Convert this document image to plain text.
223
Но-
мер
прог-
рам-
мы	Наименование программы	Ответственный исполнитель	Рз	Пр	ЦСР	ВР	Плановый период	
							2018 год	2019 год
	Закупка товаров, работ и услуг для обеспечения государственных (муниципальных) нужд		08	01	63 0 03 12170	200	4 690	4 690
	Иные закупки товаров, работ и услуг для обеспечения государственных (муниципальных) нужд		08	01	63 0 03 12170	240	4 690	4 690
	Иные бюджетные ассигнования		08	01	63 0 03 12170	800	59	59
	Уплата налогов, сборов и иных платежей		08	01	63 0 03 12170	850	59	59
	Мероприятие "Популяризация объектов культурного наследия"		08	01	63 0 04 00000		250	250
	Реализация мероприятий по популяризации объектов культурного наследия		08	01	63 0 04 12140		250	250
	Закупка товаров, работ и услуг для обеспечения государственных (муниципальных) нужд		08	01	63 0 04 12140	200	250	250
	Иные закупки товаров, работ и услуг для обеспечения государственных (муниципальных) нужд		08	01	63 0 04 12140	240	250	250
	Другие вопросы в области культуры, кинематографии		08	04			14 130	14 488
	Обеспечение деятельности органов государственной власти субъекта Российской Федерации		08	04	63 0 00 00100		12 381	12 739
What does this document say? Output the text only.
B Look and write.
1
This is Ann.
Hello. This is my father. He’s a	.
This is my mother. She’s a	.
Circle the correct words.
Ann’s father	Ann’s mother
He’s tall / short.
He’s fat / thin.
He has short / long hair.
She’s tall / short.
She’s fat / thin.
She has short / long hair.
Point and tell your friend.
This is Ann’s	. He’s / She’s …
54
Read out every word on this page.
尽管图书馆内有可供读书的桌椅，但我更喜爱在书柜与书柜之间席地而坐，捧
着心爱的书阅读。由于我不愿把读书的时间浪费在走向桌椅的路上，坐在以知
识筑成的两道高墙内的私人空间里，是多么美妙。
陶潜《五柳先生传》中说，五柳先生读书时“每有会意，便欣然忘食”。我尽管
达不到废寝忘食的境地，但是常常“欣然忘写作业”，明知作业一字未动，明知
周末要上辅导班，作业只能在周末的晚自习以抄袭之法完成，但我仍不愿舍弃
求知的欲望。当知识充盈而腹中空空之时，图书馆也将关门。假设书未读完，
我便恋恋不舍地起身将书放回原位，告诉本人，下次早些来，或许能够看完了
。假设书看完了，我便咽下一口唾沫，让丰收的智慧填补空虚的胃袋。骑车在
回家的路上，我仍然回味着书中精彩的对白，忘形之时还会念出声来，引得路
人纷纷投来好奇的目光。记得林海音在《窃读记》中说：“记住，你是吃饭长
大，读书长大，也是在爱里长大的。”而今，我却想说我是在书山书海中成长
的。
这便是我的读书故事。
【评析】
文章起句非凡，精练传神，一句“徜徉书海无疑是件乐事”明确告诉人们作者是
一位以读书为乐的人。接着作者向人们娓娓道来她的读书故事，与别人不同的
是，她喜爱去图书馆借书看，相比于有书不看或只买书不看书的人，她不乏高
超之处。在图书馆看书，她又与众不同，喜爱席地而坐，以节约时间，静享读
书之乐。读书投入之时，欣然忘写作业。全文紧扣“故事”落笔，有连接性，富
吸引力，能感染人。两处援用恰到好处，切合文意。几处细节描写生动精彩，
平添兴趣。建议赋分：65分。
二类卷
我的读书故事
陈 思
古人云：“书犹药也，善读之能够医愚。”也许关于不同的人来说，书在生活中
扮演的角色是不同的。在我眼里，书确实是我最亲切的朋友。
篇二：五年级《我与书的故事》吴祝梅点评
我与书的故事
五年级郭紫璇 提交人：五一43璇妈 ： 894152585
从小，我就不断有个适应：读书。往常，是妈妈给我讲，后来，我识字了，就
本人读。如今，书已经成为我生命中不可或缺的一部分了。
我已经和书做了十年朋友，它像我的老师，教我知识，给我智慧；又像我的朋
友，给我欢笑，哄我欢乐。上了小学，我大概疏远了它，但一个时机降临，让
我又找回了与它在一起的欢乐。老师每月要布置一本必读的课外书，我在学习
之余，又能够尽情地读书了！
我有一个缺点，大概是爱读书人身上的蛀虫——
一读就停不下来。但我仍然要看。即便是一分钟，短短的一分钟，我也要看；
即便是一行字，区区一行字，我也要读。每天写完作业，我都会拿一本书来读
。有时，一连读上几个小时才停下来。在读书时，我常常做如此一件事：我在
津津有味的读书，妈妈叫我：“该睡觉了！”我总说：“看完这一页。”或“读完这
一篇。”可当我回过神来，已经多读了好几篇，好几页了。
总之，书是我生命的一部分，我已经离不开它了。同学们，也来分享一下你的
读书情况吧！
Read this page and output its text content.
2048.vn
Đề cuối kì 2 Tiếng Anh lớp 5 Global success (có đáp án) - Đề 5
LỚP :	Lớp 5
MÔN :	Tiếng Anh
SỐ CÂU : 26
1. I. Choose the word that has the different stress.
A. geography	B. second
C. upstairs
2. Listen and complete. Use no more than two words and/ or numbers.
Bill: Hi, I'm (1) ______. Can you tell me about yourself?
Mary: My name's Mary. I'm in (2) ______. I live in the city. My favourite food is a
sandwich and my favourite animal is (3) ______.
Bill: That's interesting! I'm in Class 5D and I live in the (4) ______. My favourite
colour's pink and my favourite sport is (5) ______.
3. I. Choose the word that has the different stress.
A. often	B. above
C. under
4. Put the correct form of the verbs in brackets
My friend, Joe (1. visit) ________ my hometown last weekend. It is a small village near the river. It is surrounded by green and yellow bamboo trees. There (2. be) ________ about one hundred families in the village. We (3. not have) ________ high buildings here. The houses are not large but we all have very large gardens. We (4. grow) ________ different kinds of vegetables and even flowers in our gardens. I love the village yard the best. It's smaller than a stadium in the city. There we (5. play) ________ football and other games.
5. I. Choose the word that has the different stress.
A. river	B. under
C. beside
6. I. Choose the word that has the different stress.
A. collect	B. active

• • • •

Exercise task:
Check each line of the records for the word "культурного" and extract those that contain it.

Complete output:
	Мероприятие "Популяризация объектов культурного наследия"		08	01	63 0 04 00000		250	250
	Реализация мероприятий по популяризации объектов культурного наследия		08	01	63 0 04 12140		250	250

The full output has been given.